EXERCISE DIRECTIONS: Transcribe the material in full. Nothing should differ except that the pictures are left out.

------------

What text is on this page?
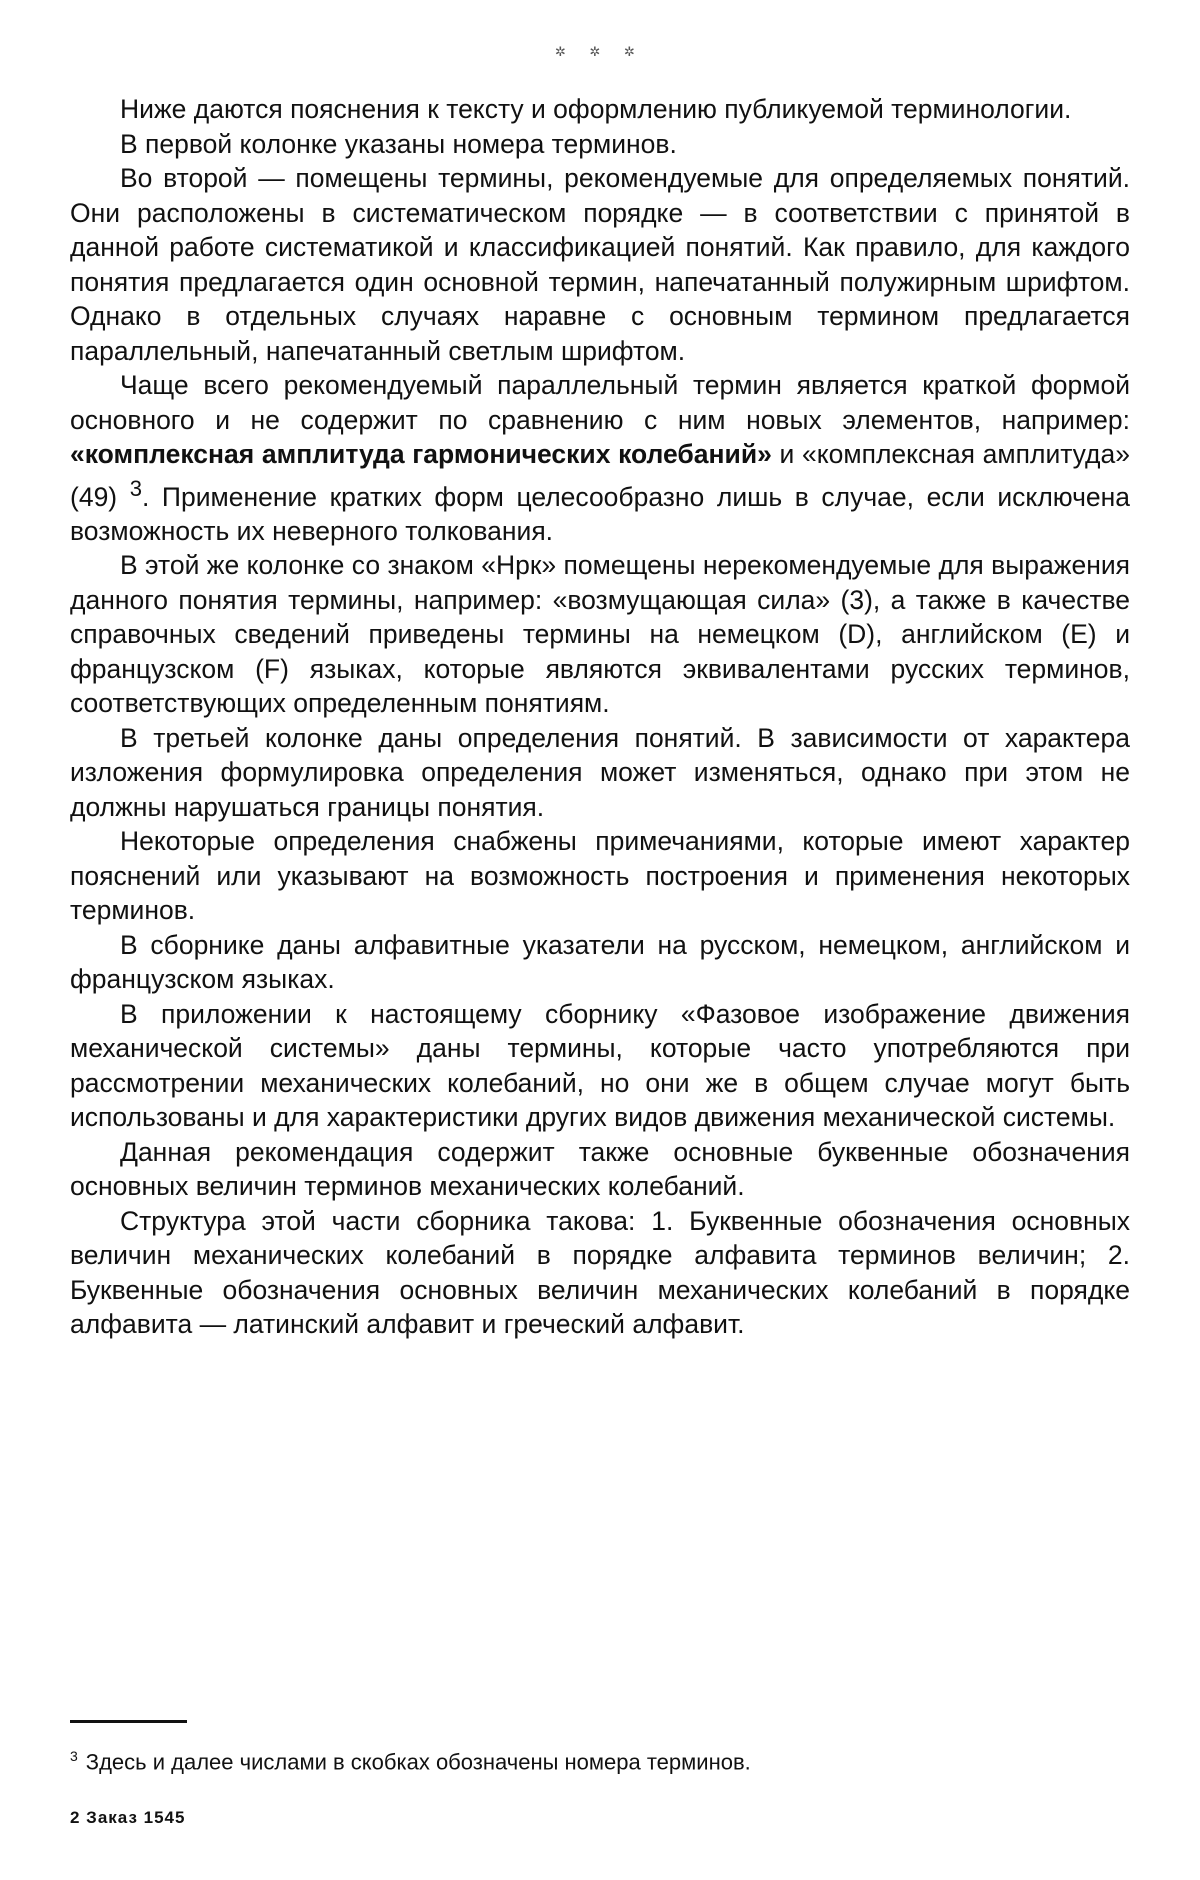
✲ ✲ ✲

Ниже даются пояснения к тексту и оформлению публикуемой терминологии.

В первой колонке указаны номера терминов.

Во второй — помещены термины, рекомендуемые для определяемых понятий. Они расположены в систематическом порядке — в соответствии с принятой в данной работе систематикой и классификацией понятий. Как правило, для каждого понятия предлагается один основной термин, напечатанный полужирным шрифтом. Однако в отдельных случаях наравне с основным термином предлагается параллельный, напечатанный светлым шрифтом.

Чаще всего рекомендуемый параллельный термин является краткой формой основного и не содержит по сравнению с ним новых элементов, например: «комплексная амплитуда гармонических колебаний» и «комплексная амплитуда» (49) $^3$. Применение кратких форм целесообразно лишь в случае, если исключена возможность их неверного толкования.

В этой же колонке со знаком «Нрк» помещены нерекомендуемые для выражения данного понятия термины, например: «возмущающая сила» (3), а также в качестве справочных сведений приведены термины на немецком (D), английском (E) и французском (F) языках, которые являются эквивалентами русских терминов, соответствующих определенным понятиям.

В третьей колонке даны определения понятий. В зависимости от характера изложения формулировка определения может изменяться, однако при этом не должны нарушаться границы понятия.

Некоторые определения снабжены примечаниями, которые имеют характер пояснений или указывают на возможность построения и применения некоторых терминов.

В сборнике даны алфавитные указатели на русском, немецком, английском и французском языках.

В приложении к настоящему сборнику «Фазовое изображение движения механической системы» даны термины, которые часто употребляются при рассмотрении механических колебаний, но они же в общем случае могут быть использованы и для характеристики других видов движения механической системы.

Данная рекомендация содержит также основные буквенные обозначения основных величин терминов механических колебаний.

Структура этой части сборника такова: 1. Буквенные обозначения основных величин механических колебаний в порядке алфавита терминов величин; 2. Буквенные обозначения основных величин механических колебаний в порядке алфавита — латинский алфавит и греческий алфавит.

$^3$ Здесь и далее числами в скобках обозначены номера терминов.
2 Заказ 1545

------------

FINAL RESULT:
What text is on this page?
✲ ✲ ✲

Ниже даются пояснения к тексту и оформлению публикуемой терминологии.

В первой колонке указаны номера терминов.

Во второй — помещены термины, рекомендуемые для определяемых понятий. Они расположены в систематическом порядке — в соответствии с принятой в данной работе систематикой и классификацией понятий. Как правило, для каждого понятия предлагается один основной термин, напечатанный полужирным шрифтом. Однако в отдельных случаях наравне с основным термином предлагается параллельный, напечатанный светлым шрифтом.

Чаще всего рекомендуемый параллельный термин является краткой формой основного и не содержит по сравнению с ним новых элементов, например: «комплексная амплитуда гармонических колебаний» и «комплексная амплитуда» (49) $^3$. Применение кратких форм целесообразно лишь в случае, если исключена возможность их неверного толкования.

В этой же колонке со знаком «Нрк» помещены нерекомендуемые для выражения данного понятия термины, например: «возмущающая сила» (3), а также в качестве справочных сведений приведены термины на немецком (D), английском (E) и французском (F) языках, которые являются эквивалентами русских терминов, соответствующих определенным понятиям.

В третьей колонке даны определения понятий. В зависимости от характера изложения формулировка определения может изменяться, однако при этом не должны нарушаться границы понятия.

Некоторые определения снабжены примечаниями, которые имеют характер пояснений или указывают на возможность построения и применения некоторых терминов.

В сборнике даны алфавитные указатели на русском, немецком, английском и французском языках.

В приложении к настоящему сборнику «Фазовое изображение движения механической системы» даны термины, которые часто употребляются при рассмотрении механических колебаний, но они же в общем случае могут быть использованы и для характеристики других видов движения механической системы.

Данная рекомендация содержит также основные буквенные обозначения основных величин терминов механических колебаний.

Структура этой части сборника такова: 1. Буквенные обозначения основных величин механических колебаний в порядке алфавита терминов величин; 2. Буквенные обозначения основных величин механических колебаний в порядке алфавита — латинский алфавит и греческий алфавит.

$^3$ Здесь и далее числами в скобках обозначены номера терминов.
2 Заказ 1545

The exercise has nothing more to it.